What the task asks – Repeat every record below exactly, omitting any pictures.

* BEGIN Supplied data *

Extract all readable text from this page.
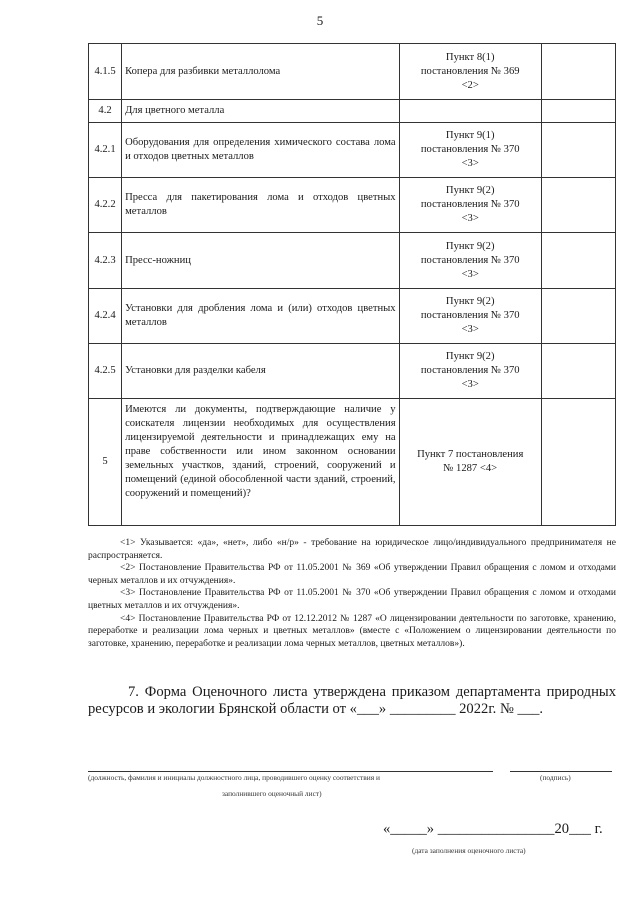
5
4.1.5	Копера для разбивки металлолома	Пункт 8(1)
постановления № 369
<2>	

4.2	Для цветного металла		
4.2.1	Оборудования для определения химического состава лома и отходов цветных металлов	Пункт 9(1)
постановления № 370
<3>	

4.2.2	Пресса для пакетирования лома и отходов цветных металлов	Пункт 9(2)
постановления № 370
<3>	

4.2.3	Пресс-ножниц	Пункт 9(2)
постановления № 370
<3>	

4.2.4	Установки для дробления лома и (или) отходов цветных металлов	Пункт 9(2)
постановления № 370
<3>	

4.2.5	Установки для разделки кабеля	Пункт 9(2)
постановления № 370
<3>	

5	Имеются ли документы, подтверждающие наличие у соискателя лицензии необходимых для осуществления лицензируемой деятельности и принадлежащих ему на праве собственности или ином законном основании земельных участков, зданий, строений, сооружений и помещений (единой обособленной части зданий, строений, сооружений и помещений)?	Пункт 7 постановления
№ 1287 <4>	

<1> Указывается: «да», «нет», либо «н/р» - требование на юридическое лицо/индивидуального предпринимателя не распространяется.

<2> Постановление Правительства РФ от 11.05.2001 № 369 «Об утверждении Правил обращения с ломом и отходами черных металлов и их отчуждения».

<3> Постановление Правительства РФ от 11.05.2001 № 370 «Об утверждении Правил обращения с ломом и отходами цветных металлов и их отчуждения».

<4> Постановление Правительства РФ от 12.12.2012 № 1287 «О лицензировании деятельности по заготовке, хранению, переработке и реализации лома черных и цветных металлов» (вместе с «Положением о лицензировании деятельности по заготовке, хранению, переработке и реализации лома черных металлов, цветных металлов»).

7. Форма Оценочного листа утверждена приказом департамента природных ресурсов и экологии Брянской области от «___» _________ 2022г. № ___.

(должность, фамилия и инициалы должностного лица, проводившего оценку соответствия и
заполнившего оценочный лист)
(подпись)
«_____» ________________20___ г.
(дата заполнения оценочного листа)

* END Supplied data *

Solution to this task –
Extract all readable text from this page.
5
4.1.5	Копера для разбивки металлолома	Пункт 8(1)
постановления № 369
<2>	

4.2	Для цветного металла		
4.2.1	Оборудования для определения химического состава лома и отходов цветных металлов	Пункт 9(1)
постановления № 370
<3>	

4.2.2	Пресса для пакетирования лома и отходов цветных металлов	Пункт 9(2)
постановления № 370
<3>	

4.2.3	Пресс-ножниц	Пункт 9(2)
постановления № 370
<3>	

4.2.4	Установки для дробления лома и (или) отходов цветных металлов	Пункт 9(2)
постановления № 370
<3>	

4.2.5	Установки для разделки кабеля	Пункт 9(2)
постановления № 370
<3>	

5	Имеются ли документы, подтверждающие наличие у соискателя лицензии необходимых для осуществления лицензируемой деятельности и принадлежащих ему на праве собственности или ином законном основании земельных участков, зданий, строений, сооружений и помещений (единой обособленной части зданий, строений, сооружений и помещений)?	Пункт 7 постановления
№ 1287 <4>	

<1> Указывается: «да», «нет», либо «н/р» - требование на юридическое лицо/индивидуального предпринимателя не распространяется.

<2> Постановление Правительства РФ от 11.05.2001 № 369 «Об утверждении Правил обращения с ломом и отходами черных металлов и их отчуждения».

<3> Постановление Правительства РФ от 11.05.2001 № 370 «Об утверждении Правил обращения с ломом и отходами цветных металлов и их отчуждения».

<4> Постановление Правительства РФ от 12.12.2012 № 1287 «О лицензировании деятельности по заготовке, хранению, переработке и реализации лома черных и цветных металлов» (вместе с «Положением о лицензировании деятельности по заготовке, хранению, переработке и реализации лома черных металлов, цветных металлов»).

7. Форма Оценочного листа утверждена приказом департамента природных ресурсов и экологии Брянской области от «___» _________ 2022г. № ___.

(должность, фамилия и инициалы должностного лица, проводившего оценку соответствия и
заполнившего оценочный лист)
(подпись)
«_____» ________________20___ г.
(дата заполнения оценочного листа)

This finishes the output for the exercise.